→ To do: Search the listing below for the string "oblasti" and show each line that contains it.

→ Stored records:

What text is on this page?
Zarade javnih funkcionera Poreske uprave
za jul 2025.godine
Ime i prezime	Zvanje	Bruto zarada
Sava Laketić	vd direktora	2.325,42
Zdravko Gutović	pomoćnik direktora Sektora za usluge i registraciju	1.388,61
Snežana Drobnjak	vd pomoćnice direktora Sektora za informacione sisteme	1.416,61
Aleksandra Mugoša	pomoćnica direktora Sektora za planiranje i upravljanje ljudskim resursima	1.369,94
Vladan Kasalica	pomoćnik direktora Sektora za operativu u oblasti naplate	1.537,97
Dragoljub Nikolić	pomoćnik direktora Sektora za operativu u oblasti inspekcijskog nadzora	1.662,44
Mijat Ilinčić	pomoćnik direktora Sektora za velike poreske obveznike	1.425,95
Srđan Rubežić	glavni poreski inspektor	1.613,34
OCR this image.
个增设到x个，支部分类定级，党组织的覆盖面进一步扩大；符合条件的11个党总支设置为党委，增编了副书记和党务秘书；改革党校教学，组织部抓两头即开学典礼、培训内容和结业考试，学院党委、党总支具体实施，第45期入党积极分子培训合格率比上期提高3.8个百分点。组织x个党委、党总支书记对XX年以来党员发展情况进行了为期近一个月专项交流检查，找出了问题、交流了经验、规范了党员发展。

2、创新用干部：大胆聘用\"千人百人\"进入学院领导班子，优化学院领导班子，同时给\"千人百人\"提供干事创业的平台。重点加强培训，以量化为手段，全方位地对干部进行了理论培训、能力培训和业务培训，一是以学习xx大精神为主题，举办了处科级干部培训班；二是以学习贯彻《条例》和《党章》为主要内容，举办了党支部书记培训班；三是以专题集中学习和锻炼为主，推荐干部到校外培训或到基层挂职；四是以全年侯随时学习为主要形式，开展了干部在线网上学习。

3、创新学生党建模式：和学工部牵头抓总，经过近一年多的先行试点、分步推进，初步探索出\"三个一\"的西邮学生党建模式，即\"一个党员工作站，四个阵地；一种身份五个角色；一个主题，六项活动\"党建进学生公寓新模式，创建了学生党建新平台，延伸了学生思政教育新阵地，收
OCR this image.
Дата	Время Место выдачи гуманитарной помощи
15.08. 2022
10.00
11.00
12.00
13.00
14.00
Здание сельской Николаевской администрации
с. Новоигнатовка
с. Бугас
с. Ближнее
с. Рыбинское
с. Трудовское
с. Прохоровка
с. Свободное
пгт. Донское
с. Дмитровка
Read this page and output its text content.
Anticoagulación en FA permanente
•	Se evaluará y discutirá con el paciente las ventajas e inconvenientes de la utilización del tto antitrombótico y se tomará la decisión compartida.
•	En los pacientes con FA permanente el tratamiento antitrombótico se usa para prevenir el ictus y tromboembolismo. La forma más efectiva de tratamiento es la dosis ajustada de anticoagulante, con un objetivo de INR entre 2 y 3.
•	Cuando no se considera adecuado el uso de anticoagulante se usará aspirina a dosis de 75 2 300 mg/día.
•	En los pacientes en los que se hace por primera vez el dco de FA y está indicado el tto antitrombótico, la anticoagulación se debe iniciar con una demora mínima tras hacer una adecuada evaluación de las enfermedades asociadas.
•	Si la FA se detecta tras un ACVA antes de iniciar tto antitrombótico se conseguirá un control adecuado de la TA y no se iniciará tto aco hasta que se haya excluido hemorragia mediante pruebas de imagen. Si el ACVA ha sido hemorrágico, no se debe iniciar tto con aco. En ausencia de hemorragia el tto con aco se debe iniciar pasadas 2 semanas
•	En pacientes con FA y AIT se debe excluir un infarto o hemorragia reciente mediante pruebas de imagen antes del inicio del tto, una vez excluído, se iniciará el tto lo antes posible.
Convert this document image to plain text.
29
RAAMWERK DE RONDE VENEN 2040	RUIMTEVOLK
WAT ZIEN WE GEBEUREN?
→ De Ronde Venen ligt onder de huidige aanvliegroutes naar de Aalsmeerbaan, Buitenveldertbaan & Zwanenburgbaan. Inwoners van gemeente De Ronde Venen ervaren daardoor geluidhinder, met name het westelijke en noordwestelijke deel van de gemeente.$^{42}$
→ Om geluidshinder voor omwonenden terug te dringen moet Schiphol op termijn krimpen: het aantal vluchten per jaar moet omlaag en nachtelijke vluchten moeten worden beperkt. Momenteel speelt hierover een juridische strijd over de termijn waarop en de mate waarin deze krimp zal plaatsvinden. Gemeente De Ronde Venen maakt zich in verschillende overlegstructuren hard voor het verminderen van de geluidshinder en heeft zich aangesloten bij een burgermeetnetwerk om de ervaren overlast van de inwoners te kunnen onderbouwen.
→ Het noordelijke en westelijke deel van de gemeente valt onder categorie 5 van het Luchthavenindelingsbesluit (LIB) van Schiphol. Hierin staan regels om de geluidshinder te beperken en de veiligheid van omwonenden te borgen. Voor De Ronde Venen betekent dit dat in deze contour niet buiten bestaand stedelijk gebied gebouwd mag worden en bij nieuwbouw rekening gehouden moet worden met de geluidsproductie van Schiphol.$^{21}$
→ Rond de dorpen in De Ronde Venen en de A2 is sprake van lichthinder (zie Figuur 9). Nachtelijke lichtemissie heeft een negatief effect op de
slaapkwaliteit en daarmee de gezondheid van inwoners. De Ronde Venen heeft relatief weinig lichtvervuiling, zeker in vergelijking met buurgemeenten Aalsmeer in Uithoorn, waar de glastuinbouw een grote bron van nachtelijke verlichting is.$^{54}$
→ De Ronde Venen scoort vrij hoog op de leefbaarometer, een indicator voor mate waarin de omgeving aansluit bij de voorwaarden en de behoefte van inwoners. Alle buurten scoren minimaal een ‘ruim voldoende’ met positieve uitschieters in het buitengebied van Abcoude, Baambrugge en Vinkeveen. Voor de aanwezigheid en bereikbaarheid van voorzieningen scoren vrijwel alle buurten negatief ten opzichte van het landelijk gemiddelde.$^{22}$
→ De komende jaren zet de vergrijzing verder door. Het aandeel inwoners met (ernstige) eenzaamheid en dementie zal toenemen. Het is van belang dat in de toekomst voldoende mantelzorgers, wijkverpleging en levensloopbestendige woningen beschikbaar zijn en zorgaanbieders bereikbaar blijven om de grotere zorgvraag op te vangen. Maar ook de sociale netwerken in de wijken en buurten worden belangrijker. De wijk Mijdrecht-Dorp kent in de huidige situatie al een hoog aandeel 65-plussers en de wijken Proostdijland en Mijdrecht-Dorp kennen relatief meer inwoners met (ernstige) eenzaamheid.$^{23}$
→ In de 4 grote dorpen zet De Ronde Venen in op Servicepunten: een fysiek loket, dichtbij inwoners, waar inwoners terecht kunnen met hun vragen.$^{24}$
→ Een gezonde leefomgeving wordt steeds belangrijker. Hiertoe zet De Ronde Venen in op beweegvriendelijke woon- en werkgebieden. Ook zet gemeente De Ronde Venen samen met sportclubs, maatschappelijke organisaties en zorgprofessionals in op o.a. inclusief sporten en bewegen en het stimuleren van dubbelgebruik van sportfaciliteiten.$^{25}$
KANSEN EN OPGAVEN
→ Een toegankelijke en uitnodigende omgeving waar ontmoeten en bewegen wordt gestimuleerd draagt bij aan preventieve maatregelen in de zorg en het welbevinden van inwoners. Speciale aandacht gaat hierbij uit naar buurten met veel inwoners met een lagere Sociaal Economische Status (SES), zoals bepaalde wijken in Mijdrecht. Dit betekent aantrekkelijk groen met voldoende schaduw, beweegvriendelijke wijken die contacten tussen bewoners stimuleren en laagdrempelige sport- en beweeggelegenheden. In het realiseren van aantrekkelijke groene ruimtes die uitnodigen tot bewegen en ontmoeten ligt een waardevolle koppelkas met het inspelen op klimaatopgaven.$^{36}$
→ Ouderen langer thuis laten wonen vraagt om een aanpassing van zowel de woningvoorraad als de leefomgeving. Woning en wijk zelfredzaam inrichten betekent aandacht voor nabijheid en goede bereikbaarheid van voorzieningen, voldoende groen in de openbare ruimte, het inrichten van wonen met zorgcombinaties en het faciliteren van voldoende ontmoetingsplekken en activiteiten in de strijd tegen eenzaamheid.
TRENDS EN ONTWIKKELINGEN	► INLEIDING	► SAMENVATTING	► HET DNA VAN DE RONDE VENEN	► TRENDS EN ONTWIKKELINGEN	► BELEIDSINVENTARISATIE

→ Task output:
Vladan Kasalica	pomoćnik direktora Sektora za operativu u oblasti naplate	1.537,97
Dragoljub Nikolić	pomoćnik direktora Sektora za operativu u oblasti inspekcijskog nadzora	1.662,44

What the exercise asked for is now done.